## Records to process:

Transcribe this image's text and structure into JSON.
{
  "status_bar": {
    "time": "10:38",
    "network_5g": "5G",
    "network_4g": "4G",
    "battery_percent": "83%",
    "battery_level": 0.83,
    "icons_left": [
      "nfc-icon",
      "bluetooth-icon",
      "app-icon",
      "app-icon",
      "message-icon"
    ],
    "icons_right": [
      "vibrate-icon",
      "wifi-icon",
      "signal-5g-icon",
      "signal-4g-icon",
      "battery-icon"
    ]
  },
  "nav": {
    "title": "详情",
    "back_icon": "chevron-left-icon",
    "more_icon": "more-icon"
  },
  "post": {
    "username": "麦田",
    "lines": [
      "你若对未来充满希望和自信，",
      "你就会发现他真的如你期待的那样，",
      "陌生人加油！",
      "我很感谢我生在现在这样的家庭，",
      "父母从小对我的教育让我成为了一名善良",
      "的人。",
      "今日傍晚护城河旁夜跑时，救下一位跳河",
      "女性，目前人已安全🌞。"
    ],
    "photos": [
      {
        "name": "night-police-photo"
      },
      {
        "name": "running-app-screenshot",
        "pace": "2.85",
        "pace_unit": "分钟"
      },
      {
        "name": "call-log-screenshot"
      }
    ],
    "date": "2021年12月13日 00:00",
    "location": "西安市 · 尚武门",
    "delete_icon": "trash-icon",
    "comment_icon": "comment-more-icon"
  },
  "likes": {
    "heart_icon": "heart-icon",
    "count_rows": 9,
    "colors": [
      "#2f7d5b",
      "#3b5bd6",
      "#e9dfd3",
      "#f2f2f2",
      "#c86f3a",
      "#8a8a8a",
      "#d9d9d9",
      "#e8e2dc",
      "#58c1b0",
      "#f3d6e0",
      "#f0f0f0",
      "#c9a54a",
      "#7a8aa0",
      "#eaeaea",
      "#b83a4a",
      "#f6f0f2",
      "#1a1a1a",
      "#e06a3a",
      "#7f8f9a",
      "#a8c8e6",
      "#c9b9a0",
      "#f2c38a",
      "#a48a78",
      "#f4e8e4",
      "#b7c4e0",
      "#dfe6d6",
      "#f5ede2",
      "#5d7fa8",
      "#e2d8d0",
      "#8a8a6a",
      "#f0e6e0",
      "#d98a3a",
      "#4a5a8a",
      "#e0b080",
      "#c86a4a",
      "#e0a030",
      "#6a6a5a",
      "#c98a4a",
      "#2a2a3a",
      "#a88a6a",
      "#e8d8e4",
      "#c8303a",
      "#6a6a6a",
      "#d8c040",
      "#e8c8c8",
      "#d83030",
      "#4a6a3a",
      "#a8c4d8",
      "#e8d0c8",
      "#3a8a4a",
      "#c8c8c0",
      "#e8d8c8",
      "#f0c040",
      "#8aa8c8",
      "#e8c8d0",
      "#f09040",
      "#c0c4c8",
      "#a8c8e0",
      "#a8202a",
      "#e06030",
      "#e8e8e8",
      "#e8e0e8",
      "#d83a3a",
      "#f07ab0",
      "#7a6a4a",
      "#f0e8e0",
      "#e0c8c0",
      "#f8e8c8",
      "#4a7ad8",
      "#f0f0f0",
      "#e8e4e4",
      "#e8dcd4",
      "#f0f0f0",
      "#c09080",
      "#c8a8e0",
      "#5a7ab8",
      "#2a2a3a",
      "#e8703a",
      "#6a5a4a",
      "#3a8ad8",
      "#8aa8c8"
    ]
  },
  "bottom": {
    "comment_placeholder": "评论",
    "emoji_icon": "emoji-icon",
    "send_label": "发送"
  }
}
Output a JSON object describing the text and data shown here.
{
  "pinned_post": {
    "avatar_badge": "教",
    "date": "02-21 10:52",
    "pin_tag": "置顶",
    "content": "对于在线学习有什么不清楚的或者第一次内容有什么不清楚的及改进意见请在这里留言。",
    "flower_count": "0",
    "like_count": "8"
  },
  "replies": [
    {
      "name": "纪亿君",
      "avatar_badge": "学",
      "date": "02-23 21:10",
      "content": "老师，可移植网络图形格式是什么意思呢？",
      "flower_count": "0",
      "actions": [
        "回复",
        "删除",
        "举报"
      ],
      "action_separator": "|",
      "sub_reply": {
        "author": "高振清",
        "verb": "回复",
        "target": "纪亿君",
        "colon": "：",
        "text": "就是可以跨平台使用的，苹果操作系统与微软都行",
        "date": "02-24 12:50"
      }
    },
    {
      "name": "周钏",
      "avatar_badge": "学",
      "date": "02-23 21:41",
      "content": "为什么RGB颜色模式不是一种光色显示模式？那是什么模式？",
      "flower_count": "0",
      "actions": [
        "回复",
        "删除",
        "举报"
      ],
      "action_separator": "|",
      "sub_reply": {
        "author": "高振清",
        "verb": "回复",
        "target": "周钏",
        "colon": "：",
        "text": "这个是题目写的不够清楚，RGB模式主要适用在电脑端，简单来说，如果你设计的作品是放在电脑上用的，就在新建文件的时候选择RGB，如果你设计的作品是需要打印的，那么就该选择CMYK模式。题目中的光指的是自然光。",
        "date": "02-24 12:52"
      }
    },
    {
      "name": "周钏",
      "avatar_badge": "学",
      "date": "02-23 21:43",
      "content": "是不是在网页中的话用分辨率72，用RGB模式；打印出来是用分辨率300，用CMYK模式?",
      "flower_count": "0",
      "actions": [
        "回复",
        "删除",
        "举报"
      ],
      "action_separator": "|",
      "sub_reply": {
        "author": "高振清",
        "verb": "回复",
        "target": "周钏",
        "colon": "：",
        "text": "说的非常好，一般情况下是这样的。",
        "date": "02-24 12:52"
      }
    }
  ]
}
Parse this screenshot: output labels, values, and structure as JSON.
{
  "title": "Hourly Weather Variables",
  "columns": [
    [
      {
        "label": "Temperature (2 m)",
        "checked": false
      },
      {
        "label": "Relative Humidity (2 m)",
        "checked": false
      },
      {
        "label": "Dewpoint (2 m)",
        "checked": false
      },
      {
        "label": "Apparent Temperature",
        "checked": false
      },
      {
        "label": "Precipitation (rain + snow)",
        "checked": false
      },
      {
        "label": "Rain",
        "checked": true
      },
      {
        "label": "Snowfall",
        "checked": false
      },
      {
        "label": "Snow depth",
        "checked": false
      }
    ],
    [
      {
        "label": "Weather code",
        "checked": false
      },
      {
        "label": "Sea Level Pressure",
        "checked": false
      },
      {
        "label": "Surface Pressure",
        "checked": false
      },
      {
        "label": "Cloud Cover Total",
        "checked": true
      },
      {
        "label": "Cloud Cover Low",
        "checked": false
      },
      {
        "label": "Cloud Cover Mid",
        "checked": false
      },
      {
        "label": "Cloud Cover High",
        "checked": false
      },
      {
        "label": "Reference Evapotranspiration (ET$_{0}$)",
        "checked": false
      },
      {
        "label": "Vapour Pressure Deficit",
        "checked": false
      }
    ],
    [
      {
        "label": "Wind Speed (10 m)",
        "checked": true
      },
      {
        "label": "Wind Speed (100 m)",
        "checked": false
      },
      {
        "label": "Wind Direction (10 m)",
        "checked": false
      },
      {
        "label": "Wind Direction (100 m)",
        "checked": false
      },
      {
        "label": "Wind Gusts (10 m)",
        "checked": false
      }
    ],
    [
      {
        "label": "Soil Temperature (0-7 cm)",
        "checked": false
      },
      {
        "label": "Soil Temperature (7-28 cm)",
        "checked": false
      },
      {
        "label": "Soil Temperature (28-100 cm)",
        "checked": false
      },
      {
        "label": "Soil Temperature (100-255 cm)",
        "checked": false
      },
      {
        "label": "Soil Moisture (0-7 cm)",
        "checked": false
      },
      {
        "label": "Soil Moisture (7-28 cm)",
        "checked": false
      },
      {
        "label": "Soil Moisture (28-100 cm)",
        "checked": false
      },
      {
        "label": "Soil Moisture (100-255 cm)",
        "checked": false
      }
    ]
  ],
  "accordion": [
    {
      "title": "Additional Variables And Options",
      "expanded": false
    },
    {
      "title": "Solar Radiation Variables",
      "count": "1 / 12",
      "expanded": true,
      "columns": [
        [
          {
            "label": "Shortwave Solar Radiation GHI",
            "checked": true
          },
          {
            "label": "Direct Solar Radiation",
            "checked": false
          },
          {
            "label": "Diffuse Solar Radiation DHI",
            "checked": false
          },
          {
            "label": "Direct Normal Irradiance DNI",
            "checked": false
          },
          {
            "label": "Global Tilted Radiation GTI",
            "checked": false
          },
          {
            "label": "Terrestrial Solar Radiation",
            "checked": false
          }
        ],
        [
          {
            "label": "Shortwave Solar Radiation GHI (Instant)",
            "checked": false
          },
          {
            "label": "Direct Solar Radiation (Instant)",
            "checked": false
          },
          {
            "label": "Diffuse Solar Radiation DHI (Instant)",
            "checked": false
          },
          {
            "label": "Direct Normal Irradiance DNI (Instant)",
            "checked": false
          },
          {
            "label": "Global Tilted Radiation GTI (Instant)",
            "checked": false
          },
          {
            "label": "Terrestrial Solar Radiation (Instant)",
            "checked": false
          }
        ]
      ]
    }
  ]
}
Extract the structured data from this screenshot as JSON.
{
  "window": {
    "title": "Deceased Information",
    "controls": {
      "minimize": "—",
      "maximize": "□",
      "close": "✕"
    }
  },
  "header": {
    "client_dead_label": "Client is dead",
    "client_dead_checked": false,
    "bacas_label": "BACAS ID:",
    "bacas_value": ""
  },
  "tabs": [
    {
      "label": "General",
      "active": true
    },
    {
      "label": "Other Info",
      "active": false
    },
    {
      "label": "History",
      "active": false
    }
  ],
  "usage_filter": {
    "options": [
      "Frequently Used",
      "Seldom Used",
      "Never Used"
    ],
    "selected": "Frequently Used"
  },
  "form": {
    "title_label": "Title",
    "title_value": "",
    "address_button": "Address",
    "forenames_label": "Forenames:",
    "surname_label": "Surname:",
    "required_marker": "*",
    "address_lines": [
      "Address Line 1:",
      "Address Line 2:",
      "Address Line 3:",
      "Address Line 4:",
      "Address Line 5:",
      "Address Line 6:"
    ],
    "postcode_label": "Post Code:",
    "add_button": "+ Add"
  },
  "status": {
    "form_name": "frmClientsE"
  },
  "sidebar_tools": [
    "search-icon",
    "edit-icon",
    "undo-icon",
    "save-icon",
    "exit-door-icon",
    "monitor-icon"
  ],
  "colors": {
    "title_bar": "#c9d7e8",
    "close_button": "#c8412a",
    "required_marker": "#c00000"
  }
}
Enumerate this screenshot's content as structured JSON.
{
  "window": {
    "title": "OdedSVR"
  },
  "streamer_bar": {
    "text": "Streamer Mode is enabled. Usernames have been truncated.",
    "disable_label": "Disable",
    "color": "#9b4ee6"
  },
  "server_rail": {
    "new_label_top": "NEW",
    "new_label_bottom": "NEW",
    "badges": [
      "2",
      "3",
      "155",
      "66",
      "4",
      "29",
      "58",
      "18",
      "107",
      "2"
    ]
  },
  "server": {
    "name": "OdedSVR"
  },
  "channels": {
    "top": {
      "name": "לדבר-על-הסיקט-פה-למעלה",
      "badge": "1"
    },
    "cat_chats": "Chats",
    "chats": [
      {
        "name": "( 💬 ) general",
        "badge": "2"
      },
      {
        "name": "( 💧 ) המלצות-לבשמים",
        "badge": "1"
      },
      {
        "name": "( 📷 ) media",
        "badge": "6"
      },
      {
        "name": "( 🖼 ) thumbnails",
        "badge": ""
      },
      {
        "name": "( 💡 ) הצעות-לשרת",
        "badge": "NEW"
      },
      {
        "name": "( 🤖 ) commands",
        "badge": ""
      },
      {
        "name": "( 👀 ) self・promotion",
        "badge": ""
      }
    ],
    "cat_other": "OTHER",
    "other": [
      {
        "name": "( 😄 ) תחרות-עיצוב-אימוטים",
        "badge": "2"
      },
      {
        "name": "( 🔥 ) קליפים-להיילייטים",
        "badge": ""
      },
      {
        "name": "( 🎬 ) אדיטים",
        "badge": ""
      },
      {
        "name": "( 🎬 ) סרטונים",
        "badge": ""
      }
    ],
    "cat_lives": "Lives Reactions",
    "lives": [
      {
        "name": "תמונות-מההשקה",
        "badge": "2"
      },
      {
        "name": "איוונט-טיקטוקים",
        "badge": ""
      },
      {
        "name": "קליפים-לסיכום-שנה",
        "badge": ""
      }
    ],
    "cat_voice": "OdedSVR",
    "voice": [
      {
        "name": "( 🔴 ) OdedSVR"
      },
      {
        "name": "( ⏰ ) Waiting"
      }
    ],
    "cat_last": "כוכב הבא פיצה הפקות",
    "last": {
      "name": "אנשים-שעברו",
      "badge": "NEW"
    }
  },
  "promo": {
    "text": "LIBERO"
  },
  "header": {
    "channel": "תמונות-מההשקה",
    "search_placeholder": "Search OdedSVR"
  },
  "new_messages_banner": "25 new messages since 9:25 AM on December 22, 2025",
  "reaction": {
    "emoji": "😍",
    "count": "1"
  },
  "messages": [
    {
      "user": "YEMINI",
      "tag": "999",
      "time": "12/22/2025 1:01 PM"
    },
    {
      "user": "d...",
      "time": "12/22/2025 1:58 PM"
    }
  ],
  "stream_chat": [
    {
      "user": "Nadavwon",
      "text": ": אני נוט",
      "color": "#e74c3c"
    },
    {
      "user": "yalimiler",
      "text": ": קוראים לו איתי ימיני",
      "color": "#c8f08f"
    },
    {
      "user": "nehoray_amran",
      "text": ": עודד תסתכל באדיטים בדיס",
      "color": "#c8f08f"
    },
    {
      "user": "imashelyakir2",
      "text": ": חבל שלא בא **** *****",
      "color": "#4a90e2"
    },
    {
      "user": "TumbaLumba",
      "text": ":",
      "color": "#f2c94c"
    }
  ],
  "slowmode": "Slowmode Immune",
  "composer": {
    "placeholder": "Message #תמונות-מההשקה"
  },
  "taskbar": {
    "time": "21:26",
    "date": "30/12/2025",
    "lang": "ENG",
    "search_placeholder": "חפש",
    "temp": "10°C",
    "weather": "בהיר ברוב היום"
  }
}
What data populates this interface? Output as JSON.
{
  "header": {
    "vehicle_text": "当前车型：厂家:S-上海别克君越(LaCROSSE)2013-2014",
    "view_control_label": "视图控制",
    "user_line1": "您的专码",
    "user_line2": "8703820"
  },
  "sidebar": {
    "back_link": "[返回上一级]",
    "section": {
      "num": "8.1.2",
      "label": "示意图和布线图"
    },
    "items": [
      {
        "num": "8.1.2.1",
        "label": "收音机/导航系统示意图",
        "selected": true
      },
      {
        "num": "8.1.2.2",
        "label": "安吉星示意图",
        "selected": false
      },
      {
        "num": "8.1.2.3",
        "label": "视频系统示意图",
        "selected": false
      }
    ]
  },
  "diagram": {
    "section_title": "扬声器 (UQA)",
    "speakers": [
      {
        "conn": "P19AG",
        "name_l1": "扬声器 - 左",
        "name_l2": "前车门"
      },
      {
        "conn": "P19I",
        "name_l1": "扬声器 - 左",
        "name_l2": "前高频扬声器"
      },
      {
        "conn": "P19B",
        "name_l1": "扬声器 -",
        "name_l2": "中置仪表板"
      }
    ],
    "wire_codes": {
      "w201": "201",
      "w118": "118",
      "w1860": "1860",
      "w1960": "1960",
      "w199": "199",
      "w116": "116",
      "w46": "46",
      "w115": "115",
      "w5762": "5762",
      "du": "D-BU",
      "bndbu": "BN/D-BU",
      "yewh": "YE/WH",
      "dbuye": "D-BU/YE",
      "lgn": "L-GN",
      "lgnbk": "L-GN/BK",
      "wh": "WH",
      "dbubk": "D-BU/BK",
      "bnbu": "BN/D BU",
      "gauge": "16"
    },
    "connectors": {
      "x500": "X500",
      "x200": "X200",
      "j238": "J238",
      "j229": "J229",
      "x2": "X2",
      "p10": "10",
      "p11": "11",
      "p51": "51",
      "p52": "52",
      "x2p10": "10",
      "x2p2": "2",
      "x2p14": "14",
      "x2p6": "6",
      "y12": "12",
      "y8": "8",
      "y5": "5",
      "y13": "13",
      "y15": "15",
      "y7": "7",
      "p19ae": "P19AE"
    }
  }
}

## Stated task:
All lines above containing the string "JSON" are to be collected.

## Correct result:
Transcribe this image's text and structure into JSON.
Output a JSON object describing the text and data shown here.
Parse this screenshot: output labels, values, and structure as JSON.
Extract the structured data from this screenshot as JSON.
Enumerate this screenshot's content as structured JSON.
What data populates this interface? Output as JSON.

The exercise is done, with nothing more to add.